## Request
Count every line below in which "Программы" occurs, then give only the count.

# Material for this exercise start

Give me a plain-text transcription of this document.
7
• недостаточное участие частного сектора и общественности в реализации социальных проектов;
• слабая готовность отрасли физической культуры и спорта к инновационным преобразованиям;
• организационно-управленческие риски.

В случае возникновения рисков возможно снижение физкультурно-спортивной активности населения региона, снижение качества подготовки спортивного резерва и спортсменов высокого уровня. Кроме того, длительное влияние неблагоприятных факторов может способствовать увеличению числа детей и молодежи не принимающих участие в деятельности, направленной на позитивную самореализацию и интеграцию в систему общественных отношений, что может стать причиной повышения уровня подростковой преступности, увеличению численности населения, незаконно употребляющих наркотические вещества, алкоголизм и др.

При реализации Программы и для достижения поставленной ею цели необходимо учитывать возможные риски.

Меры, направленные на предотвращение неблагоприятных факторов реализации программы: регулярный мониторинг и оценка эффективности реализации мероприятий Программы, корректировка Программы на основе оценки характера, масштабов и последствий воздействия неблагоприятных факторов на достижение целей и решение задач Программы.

# Material for this exercise end

## Right answer
2